■ SET TASK
The records below should be written out again, exactly.

[Extracted records]
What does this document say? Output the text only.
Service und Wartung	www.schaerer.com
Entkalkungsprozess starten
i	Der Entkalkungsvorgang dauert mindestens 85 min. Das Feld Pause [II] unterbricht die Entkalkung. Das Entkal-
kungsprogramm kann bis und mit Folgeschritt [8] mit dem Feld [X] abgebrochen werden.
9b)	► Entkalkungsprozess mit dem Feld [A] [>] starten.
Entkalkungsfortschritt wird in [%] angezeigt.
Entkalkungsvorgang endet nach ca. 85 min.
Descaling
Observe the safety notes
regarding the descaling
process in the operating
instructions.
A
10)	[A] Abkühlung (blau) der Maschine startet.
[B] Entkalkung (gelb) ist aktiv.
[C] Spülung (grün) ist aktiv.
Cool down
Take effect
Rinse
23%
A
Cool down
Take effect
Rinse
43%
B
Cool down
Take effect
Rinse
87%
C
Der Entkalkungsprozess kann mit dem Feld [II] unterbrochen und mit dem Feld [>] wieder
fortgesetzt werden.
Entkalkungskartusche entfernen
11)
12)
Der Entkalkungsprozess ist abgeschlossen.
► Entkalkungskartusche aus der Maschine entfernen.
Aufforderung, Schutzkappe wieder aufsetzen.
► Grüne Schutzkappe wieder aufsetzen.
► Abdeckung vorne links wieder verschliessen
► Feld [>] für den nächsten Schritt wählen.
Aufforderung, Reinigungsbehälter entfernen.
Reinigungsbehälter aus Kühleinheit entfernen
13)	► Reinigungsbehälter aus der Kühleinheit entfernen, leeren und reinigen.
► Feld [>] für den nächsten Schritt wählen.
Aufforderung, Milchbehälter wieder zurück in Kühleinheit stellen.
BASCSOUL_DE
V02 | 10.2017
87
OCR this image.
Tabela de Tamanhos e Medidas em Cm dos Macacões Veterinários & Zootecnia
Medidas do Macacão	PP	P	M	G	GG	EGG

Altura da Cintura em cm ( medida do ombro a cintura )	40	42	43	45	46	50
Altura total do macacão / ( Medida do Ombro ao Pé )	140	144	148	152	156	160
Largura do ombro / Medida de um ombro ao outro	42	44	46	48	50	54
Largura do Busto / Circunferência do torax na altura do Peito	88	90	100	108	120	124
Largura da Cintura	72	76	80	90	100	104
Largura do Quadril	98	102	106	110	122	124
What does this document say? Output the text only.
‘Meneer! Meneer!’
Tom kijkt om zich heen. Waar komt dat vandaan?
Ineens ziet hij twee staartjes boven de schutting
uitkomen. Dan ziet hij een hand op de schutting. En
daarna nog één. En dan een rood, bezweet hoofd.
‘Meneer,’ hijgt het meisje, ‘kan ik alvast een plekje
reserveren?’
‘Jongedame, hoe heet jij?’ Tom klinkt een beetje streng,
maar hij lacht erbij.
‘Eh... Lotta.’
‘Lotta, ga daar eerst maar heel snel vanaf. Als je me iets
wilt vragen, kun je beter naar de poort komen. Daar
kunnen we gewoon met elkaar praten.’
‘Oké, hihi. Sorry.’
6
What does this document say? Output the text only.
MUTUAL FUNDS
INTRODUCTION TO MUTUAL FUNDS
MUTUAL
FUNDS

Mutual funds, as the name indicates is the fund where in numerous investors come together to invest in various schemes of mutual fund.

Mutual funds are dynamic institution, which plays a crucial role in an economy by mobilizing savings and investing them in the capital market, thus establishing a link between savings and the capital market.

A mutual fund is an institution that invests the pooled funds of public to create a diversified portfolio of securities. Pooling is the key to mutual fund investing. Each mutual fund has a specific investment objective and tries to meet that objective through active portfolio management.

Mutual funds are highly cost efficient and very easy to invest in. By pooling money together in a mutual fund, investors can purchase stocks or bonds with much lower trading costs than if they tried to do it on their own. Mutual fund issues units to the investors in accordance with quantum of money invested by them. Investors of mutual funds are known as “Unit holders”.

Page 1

■ ANSWER
What does this document say? Output the text only.
Service und Wartung	www.schaerer.com
Entkalkungsprozess starten
i	Der Entkalkungsvorgang dauert mindestens 85 min. Das Feld Pause [II] unterbricht die Entkalkung. Das Entkal-
kungsprogramm kann bis und mit Folgeschritt [8] mit dem Feld [X] abgebrochen werden.
9b)	► Entkalkungsprozess mit dem Feld [A] [>] starten.
Entkalkungsfortschritt wird in [%] angezeigt.
Entkalkungsvorgang endet nach ca. 85 min.
Descaling
Observe the safety notes
regarding the descaling
process in the operating
instructions.
A
10)	[A] Abkühlung (blau) der Maschine startet.
[B] Entkalkung (gelb) ist aktiv.
[C] Spülung (grün) ist aktiv.
Cool down
Take effect
Rinse
23%
A
Cool down
Take effect
Rinse
43%
B
Cool down
Take effect
Rinse
87%
C
Der Entkalkungsprozess kann mit dem Feld [II] unterbrochen und mit dem Feld [>] wieder
fortgesetzt werden.
Entkalkungskartusche entfernen
11)
12)
Der Entkalkungsprozess ist abgeschlossen.
► Entkalkungskartusche aus der Maschine entfernen.
Aufforderung, Schutzkappe wieder aufsetzen.
► Grüne Schutzkappe wieder aufsetzen.
► Abdeckung vorne links wieder verschliessen
► Feld [>] für den nächsten Schritt wählen.
Aufforderung, Reinigungsbehälter entfernen.
Reinigungsbehälter aus Kühleinheit entfernen
13)	► Reinigungsbehälter aus der Kühleinheit entfernen, leeren und reinigen.
► Feld [>] für den nächsten Schritt wählen.
Aufforderung, Milchbehälter wieder zurück in Kühleinheit stellen.
BASCSOUL_DE
V02 | 10.2017
87
OCR this image.
Tabela de Tamanhos e Medidas em Cm dos Macacões Veterinários & Zootecnia
Medidas do Macacão	PP	P	M	G	GG	EGG

Altura da Cintura em cm ( medida do ombro a cintura )	40	42	43	45	46	50
Altura total do macacão / ( Medida do Ombro ao Pé )	140	144	148	152	156	160
Largura do ombro / Medida de um ombro ao outro	42	44	46	48	50	54
Largura do Busto / Circunferência do torax na altura do Peito	88	90	100	108	120	124
Largura da Cintura	72	76	80	90	100	104
Largura do Quadril	98	102	106	110	122	124
What does this document say? Output the text only.
‘Meneer! Meneer!’
Tom kijkt om zich heen. Waar komt dat vandaan?
Ineens ziet hij twee staartjes boven de schutting
uitkomen. Dan ziet hij een hand op de schutting. En
daarna nog één. En dan een rood, bezweet hoofd.
‘Meneer,’ hijgt het meisje, ‘kan ik alvast een plekje
reserveren?’
‘Jongedame, hoe heet jij?’ Tom klinkt een beetje streng,
maar hij lacht erbij.
‘Eh... Lotta.’
‘Lotta, ga daar eerst maar heel snel vanaf. Als je me iets
wilt vragen, kun je beter naar de poort komen. Daar
kunnen we gewoon met elkaar praten.’
‘Oké, hihi. Sorry.’
6
What does this document say? Output the text only.
MUTUAL FUNDS
INTRODUCTION TO MUTUAL FUNDS
MUTUAL
FUNDS

Mutual funds, as the name indicates is the fund where in numerous investors come together to invest in various schemes of mutual fund.

Mutual funds are dynamic institution, which plays a crucial role in an economy by mobilizing savings and investing them in the capital market, thus establishing a link between savings and the capital market.

A mutual fund is an institution that invests the pooled funds of public to create a diversified portfolio of securities. Pooling is the key to mutual fund investing. Each mutual fund has a specific investment objective and tries to meet that objective through active portfolio management.

Mutual funds are highly cost efficient and very easy to invest in. By pooling money together in a mutual fund, investors can purchase stocks or bonds with much lower trading costs than if they tried to do it on their own. Mutual fund issues units to the investors in accordance with quantum of money invested by them. Investors of mutual funds are known as “Unit holders”.

Page 1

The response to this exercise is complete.